## PROBLEM DESCRIPTION
Check every line of the entries that follow, and copy the ones containing "image".

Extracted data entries

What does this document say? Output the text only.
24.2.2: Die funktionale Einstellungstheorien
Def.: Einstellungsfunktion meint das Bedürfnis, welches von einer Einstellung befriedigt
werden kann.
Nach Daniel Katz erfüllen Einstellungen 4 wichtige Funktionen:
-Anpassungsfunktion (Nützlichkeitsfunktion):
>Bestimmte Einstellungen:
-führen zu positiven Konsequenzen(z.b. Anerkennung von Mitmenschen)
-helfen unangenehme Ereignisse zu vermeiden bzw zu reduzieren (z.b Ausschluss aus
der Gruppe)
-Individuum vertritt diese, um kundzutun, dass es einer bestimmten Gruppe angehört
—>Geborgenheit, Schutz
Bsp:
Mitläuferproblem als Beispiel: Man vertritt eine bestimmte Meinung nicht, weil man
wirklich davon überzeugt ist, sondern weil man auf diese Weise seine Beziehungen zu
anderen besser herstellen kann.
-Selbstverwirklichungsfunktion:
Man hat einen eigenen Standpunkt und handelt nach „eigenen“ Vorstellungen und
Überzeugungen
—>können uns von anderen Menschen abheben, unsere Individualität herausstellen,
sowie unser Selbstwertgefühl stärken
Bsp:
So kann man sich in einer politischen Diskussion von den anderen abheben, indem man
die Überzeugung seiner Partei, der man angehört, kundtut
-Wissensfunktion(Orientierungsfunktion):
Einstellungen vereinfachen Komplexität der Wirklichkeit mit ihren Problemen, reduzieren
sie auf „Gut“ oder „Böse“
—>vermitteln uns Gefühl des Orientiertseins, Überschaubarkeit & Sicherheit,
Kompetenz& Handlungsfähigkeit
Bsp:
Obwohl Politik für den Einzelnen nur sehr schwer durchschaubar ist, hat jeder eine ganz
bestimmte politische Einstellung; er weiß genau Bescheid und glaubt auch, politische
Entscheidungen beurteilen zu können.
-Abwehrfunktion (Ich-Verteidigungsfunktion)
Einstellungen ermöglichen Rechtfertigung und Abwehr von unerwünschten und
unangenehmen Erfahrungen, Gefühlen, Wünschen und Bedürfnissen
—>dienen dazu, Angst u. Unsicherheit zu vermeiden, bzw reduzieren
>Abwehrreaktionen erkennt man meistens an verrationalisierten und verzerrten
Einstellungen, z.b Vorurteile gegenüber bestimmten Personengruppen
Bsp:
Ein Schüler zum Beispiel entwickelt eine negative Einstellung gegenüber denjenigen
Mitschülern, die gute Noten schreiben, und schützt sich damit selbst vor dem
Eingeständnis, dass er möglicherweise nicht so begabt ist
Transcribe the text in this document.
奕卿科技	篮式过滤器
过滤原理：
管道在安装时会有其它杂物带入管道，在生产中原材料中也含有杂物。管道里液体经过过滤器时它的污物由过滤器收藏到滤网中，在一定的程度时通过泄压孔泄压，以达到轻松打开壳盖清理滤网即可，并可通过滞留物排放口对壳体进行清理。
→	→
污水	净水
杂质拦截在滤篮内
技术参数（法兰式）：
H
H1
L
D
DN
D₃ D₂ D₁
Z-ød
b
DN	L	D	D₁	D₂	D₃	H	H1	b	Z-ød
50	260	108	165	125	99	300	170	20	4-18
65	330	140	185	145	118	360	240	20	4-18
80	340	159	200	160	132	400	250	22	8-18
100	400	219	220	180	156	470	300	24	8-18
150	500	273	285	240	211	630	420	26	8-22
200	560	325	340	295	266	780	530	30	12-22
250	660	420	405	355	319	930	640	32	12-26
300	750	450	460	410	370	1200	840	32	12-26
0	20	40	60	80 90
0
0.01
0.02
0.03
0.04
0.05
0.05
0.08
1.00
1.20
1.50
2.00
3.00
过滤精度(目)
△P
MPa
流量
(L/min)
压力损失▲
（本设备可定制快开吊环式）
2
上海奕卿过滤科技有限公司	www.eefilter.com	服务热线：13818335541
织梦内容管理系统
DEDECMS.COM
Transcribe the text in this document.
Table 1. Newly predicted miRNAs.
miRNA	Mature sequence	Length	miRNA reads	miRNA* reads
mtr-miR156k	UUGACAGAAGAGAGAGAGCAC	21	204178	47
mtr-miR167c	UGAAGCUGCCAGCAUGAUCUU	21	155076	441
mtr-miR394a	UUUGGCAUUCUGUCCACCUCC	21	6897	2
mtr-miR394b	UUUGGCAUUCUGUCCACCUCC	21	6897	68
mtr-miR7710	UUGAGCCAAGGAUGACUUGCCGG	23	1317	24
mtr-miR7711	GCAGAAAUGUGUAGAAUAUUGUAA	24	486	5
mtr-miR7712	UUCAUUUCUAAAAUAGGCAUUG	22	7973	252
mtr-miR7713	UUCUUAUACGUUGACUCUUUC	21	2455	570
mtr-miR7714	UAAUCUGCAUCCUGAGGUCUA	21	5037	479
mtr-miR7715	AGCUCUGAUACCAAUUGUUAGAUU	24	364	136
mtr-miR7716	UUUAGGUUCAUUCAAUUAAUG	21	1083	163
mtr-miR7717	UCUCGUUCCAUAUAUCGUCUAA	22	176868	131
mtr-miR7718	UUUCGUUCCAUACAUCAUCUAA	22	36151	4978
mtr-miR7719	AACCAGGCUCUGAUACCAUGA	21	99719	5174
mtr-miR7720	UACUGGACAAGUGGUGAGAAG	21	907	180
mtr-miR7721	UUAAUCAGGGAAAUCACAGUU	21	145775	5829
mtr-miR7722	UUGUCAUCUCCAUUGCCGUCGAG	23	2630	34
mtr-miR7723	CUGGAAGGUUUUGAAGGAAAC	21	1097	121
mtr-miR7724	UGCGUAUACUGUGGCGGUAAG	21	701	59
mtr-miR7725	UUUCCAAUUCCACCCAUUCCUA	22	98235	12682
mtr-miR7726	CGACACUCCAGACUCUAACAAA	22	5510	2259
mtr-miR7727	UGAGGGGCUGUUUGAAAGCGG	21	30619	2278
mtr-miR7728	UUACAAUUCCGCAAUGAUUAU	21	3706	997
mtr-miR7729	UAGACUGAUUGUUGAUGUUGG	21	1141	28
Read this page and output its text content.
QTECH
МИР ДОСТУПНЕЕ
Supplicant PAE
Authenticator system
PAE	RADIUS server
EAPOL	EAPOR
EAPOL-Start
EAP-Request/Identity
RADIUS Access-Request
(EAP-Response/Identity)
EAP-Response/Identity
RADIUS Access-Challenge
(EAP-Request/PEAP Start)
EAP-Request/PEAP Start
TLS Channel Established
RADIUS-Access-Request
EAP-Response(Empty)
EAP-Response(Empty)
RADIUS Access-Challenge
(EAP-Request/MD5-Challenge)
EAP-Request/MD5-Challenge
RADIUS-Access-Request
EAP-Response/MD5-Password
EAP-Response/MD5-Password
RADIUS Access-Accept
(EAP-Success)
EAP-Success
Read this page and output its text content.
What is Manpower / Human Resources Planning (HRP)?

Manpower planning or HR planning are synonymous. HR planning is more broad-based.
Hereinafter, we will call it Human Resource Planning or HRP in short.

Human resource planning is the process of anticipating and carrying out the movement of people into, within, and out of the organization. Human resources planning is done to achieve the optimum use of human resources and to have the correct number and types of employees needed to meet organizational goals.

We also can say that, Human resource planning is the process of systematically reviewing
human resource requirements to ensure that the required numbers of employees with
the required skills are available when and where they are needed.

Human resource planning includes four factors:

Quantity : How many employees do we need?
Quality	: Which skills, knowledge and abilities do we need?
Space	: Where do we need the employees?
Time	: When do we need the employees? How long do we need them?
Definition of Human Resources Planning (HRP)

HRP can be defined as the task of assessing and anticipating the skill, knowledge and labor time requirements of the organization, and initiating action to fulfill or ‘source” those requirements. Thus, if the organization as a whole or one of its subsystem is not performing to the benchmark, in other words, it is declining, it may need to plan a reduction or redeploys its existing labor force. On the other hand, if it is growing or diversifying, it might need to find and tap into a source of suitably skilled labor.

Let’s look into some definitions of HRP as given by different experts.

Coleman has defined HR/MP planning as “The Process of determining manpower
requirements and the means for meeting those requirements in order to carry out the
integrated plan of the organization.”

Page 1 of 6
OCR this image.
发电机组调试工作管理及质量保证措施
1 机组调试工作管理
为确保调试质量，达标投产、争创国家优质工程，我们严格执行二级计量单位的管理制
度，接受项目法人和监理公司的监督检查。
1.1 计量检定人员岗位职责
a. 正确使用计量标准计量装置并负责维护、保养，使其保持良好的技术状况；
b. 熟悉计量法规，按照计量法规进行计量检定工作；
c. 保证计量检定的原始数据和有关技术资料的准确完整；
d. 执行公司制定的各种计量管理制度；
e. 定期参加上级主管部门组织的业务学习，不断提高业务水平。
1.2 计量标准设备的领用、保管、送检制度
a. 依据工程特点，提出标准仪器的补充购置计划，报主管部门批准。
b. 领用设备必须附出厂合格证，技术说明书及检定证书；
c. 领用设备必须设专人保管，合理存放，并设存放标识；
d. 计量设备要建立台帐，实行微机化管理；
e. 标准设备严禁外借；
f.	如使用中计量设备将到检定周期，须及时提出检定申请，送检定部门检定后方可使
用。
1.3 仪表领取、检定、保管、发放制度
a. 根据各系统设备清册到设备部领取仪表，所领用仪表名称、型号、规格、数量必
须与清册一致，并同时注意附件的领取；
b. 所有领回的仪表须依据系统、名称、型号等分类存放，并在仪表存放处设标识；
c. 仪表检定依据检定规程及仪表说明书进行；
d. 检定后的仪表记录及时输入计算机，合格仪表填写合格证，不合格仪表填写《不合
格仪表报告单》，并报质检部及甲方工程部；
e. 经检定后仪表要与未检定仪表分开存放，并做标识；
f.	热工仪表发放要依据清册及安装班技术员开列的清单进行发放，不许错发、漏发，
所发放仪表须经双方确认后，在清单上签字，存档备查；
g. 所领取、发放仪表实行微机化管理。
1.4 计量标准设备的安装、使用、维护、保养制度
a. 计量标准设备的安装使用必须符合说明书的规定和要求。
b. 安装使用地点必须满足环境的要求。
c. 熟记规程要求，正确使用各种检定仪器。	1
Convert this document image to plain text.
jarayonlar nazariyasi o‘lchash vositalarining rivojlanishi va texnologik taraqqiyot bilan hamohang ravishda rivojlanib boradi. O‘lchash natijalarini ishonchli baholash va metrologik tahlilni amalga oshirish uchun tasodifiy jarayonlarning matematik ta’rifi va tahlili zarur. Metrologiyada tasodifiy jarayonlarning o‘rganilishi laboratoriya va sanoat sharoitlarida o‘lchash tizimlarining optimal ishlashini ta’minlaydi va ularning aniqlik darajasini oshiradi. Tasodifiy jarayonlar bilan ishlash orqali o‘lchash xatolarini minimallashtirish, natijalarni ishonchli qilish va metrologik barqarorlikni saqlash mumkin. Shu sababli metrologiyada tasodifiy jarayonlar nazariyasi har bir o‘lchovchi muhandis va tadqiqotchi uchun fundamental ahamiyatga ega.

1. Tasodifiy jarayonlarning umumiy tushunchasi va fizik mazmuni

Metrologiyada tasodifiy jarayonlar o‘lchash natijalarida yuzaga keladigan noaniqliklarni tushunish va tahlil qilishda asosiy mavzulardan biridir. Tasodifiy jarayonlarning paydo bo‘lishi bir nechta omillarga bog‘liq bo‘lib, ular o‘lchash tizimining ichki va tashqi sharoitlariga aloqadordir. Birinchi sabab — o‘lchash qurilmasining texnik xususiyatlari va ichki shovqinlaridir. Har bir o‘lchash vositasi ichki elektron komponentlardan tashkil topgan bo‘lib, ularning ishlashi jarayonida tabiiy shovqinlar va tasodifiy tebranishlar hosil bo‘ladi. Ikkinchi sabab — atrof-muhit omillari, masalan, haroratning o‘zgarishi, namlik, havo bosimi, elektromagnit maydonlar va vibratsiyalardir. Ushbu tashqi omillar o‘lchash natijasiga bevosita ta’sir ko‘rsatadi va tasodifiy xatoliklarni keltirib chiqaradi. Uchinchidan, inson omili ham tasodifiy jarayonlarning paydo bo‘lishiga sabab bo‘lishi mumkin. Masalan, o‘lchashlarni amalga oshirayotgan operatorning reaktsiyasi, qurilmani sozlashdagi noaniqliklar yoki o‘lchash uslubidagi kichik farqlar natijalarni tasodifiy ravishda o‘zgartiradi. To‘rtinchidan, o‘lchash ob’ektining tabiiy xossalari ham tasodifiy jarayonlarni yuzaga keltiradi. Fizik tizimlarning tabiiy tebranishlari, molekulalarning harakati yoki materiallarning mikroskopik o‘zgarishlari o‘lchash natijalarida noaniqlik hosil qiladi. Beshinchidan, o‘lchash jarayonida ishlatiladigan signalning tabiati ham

## OUTPUT FOR THIS EXERCISE
OCR this image.
Convert this document image to plain text.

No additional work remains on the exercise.